Work to complete => Pictures aside, repeat every entry exactly.
----------
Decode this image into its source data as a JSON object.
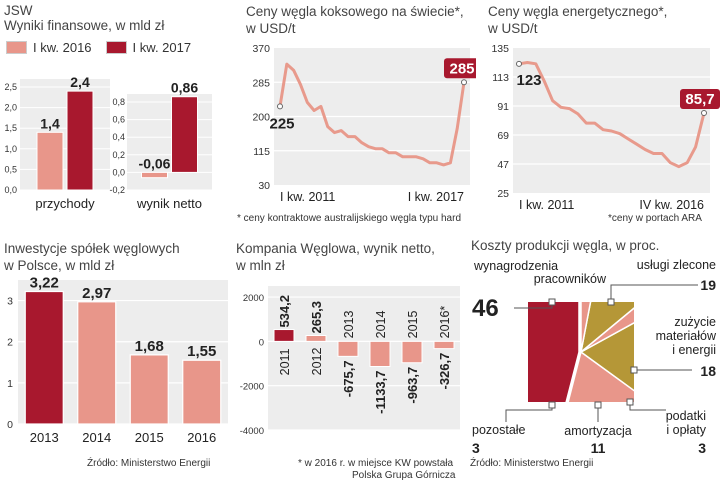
{
  "colors": {
    "salmon": "#e8968a",
    "crimson": "#a8182e",
    "olive": "#b59737",
    "panel": "#ededed",
    "line": "#e89a8c"
  },
  "panel1": {
    "source_name": "JSW",
    "title": "Wyniki finansowe, w mld zł",
    "legend": [
      "I kw. 2016",
      "I kw. 2017"
    ]
  },
  "panel2": {
    "title_line1": "Ceny węgla koksowego na świecie*,",
    "title_line2": "w USD/t",
    "footnote": "* ceny kontraktowe australijskiego węgla typu hard"
  },
  "panel3": {
    "title_line1": "Ceny węgla energetycznego*,",
    "title_line2": "w USD/t",
    "footnote": "*ceny w portach ARA"
  },
  "panel4": {
    "title_line1": "Inwestycje spółek węglowych",
    "title_line2": "w Polsce, w mld zł",
    "source": "Źródło: Ministerstwo Energii"
  },
  "panel5": {
    "title_line1": "Kompania Węglowa, wynik netto,",
    "title_line2": "w mln zł",
    "footnote_line1": "* w 2016 r. w miejsce KW powstała",
    "footnote_line2": "Polska Grupa Górnicza"
  },
  "panel6": {
    "title": "Koszty produkcji węgla, w proc.",
    "source": "Źródło: Ministerstwo Energii"
  },
  "chart_data": [
    {
      "id": "jsw_przychody",
      "type": "bar",
      "categories": [
        "przychody"
      ],
      "series": [
        {
          "name": "I kw. 2016",
          "values": [
            1.4
          ]
        },
        {
          "name": "I kw. 2017",
          "values": [
            2.4
          ]
        }
      ],
      "value_labels": [
        "1,4",
        "2,4"
      ],
      "yticks": [
        "0,0",
        "0,5",
        "1,0",
        "1,5",
        "2,0",
        "2,5"
      ],
      "ylim": [
        0,
        2.5
      ]
    },
    {
      "id": "jsw_wynik_netto",
      "type": "bar",
      "categories": [
        "wynik netto"
      ],
      "series": [
        {
          "name": "I kw. 2016",
          "values": [
            -0.06
          ]
        },
        {
          "name": "I kw. 2017",
          "values": [
            0.86
          ]
        }
      ],
      "value_labels": [
        "-0,06",
        "0,86"
      ],
      "yticks": [
        "-0,2",
        "0,0",
        "0,2",
        "0,4",
        "0,6",
        "0,8"
      ],
      "ylim": [
        -0.2,
        0.8
      ]
    },
    {
      "id": "coking_coal",
      "type": "line",
      "title": "Ceny węgla koksowego na świecie*, w USD/t",
      "values": [
        225,
        330,
        315,
        280,
        235,
        215,
        225,
        175,
        160,
        165,
        150,
        150,
        135,
        125,
        120,
        120,
        110,
        110,
        100,
        100,
        100,
        95,
        85,
        85,
        80,
        85,
        170,
        285
      ],
      "xlabels": [
        "I kw. 2011",
        "I kw. 2017"
      ],
      "yticks": [
        "30",
        "115",
        "200",
        "285",
        "370"
      ],
      "ylim": [
        30,
        370
      ],
      "labels": {
        "start": "225",
        "end": "285"
      }
    },
    {
      "id": "steam_coal",
      "type": "line",
      "title": "Ceny węgla energetycznego*, w USD/t",
      "values": [
        123,
        124,
        123,
        110,
        95,
        90,
        89,
        85,
        78,
        78,
        73,
        72,
        70,
        66,
        62,
        58,
        55,
        55,
        48,
        45,
        48,
        60,
        85.7
      ],
      "xlabels": [
        "I kw. 2011",
        "IV kw. 2016"
      ],
      "yticks": [
        "25",
        "47",
        "69",
        "91",
        "113",
        "135"
      ],
      "ylim": [
        25,
        135
      ],
      "labels": {
        "start": "123",
        "end": "85,7"
      }
    },
    {
      "id": "investments",
      "type": "bar",
      "title": "Inwestycje spółek węglowych w Polsce, w mld zł",
      "categories": [
        "2013",
        "2014",
        "2015",
        "2016"
      ],
      "values": [
        3.22,
        2.97,
        1.68,
        1.55
      ],
      "value_labels": [
        "3,22",
        "2,97",
        "1,68",
        "1,55"
      ],
      "yticks": [
        "0",
        "1",
        "2",
        "3"
      ],
      "ylim": [
        0,
        3.5
      ]
    },
    {
      "id": "kw_net",
      "type": "bar",
      "title": "Kompania Węglowa, wynik netto, w mln zł",
      "categories": [
        "2011",
        "2012",
        "2013",
        "2014",
        "2015",
        "2016*"
      ],
      "values": [
        534.2,
        265.3,
        -675.7,
        -1133.7,
        -963.7,
        -326.7
      ],
      "value_labels": [
        "534,2",
        "265,3",
        "-675,7",
        "-1133,7",
        "-963,7",
        "-326,7"
      ],
      "yticks": [
        "-4000",
        "-2000",
        "0",
        "2000"
      ],
      "ylim": [
        -4000,
        2500
      ]
    },
    {
      "id": "costs",
      "type": "pie",
      "title": "Koszty produkcji węgla, w proc.",
      "slices": [
        {
          "label": "wynagrodzenia pracowników",
          "value": 46
        },
        {
          "label": "usługi zlecone",
          "value": 19
        },
        {
          "label": "zużycie materiałów i energii",
          "value": 18
        },
        {
          "label": "podatki i opłaty",
          "value": 3
        },
        {
          "label": "amortyzacja",
          "value": 11
        },
        {
          "label": "pozostałe",
          "value": 3
        }
      ],
      "value_labels": [
        "46",
        "19",
        "18",
        "3",
        "11",
        "3"
      ]
    }
  ]
}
----------
Task response =>
Decode this image into its source data as a JSON object.
{
  "colors": {
    "salmon": "#e8968a",
    "crimson": "#a8182e",
    "olive": "#b59737",
    "panel": "#ededed",
    "line": "#e89a8c"
  },
  "panel1": {
    "source_name": "JSW",
    "title": "Wyniki finansowe, w mld zł",
    "legend": [
      "I kw. 2016",
      "I kw. 2017"
    ]
  },
  "panel2": {
    "title_line1": "Ceny węgla koksowego na świecie*,",
    "title_line2": "w USD/t",
    "footnote": "* ceny kontraktowe australijskiego węgla typu hard"
  },
  "panel3": {
    "title_line1": "Ceny węgla energetycznego*,",
    "title_line2": "w USD/t",
    "footnote": "*ceny w portach ARA"
  },
  "panel4": {
    "title_line1": "Inwestycje spółek węglowych",
    "title_line2": "w Polsce, w mld zł",
    "source": "Źródło: Ministerstwo Energii"
  },
  "panel5": {
    "title_line1": "Kompania Węglowa, wynik netto,",
    "title_line2": "w mln zł",
    "footnote_line1": "* w 2016 r. w miejsce KW powstała",
    "footnote_line2": "Polska Grupa Górnicza"
  },
  "panel6": {
    "title": "Koszty produkcji węgla, w proc.",
    "source": "Źródło: Ministerstwo Energii"
  },
  "chart_data": [
    {
      "id": "jsw_przychody",
      "type": "bar",
      "categories": [
        "przychody"
      ],
      "series": [
        {
          "name": "I kw. 2016",
          "values": [
            1.4
          ]
        },
        {
          "name": "I kw. 2017",
          "values": [
            2.4
          ]
        }
      ],
      "value_labels": [
        "1,4",
        "2,4"
      ],
      "yticks": [
        "0,0",
        "0,5",
        "1,0",
        "1,5",
        "2,0",
        "2,5"
      ],
      "ylim": [
        0,
        2.5
      ]
    },
    {
      "id": "jsw_wynik_netto",
      "type": "bar",
      "categories": [
        "wynik netto"
      ],
      "series": [
        {
          "name": "I kw. 2016",
          "values": [
            -0.06
          ]
        },
        {
          "name": "I kw. 2017",
          "values": [
            0.86
          ]
        }
      ],
      "value_labels": [
        "-0,06",
        "0,86"
      ],
      "yticks": [
        "-0,2",
        "0,0",
        "0,2",
        "0,4",
        "0,6",
        "0,8"
      ],
      "ylim": [
        -0.2,
        0.8
      ]
    },
    {
      "id": "coking_coal",
      "type": "line",
      "title": "Ceny węgla koksowego na świecie*, w USD/t",
      "values": [
        225,
        330,
        315,
        280,
        235,
        215,
        225,
        175,
        160,
        165,
        150,
        150,
        135,
        125,
        120,
        120,
        110,
        110,
        100,
        100,
        100,
        95,
        85,
        85,
        80,
        85,
        170,
        285
      ],
      "xlabels": [
        "I kw. 2011",
        "I kw. 2017"
      ],
      "yticks": [
        "30",
        "115",
        "200",
        "285",
        "370"
      ],
      "ylim": [
        30,
        370
      ],
      "labels": {
        "start": "225",
        "end": "285"
      }
    },
    {
      "id": "steam_coal",
      "type": "line",
      "title": "Ceny węgla energetycznego*, w USD/t",
      "values": [
        123,
        124,
        123,
        110,
        95,
        90,
        89,
        85,
        78,
        78,
        73,
        72,
        70,
        66,
        62,
        58,
        55,
        55,
        48,
        45,
        48,
        60,
        85.7
      ],
      "xlabels": [
        "I kw. 2011",
        "IV kw. 2016"
      ],
      "yticks": [
        "25",
        "47",
        "69",
        "91",
        "113",
        "135"
      ],
      "ylim": [
        25,
        135
      ],
      "labels": {
        "start": "123",
        "end": "85,7"
      }
    },
    {
      "id": "investments",
      "type": "bar",
      "title": "Inwestycje spółek węglowych w Polsce, w mld zł",
      "categories": [
        "2013",
        "2014",
        "2015",
        "2016"
      ],
      "values": [
        3.22,
        2.97,
        1.68,
        1.55
      ],
      "value_labels": [
        "3,22",
        "2,97",
        "1,68",
        "1,55"
      ],
      "yticks": [
        "0",
        "1",
        "2",
        "3"
      ],
      "ylim": [
        0,
        3.5
      ]
    },
    {
      "id": "kw_net",
      "type": "bar",
      "title": "Kompania Węglowa, wynik netto, w mln zł",
      "categories": [
        "2011",
        "2012",
        "2013",
        "2014",
        "2015",
        "2016*"
      ],
      "values": [
        534.2,
        265.3,
        -675.7,
        -1133.7,
        -963.7,
        -326.7
      ],
      "value_labels": [
        "534,2",
        "265,3",
        "-675,7",
        "-1133,7",
        "-963,7",
        "-326,7"
      ],
      "yticks": [
        "-4000",
        "-2000",
        "0",
        "2000"
      ],
      "ylim": [
        -4000,
        2500
      ]
    },
    {
      "id": "costs",
      "type": "pie",
      "title": "Koszty produkcji węgla, w proc.",
      "slices": [
        {
          "label": "wynagrodzenia pracowników",
          "value": 46
        },
        {
          "label": "usługi zlecone",
          "value": 19
        },
        {
          "label": "zużycie materiałów i energii",
          "value": 18
        },
        {
          "label": "podatki i opłaty",
          "value": 3
        },
        {
          "label": "amortyzacja",
          "value": 11
        },
        {
          "label": "pozostałe",
          "value": 3
        }
      ],
      "value_labels": [
        "46",
        "19",
        "18",
        "3",
        "11",
        "3"
      ]
    }
  ]
}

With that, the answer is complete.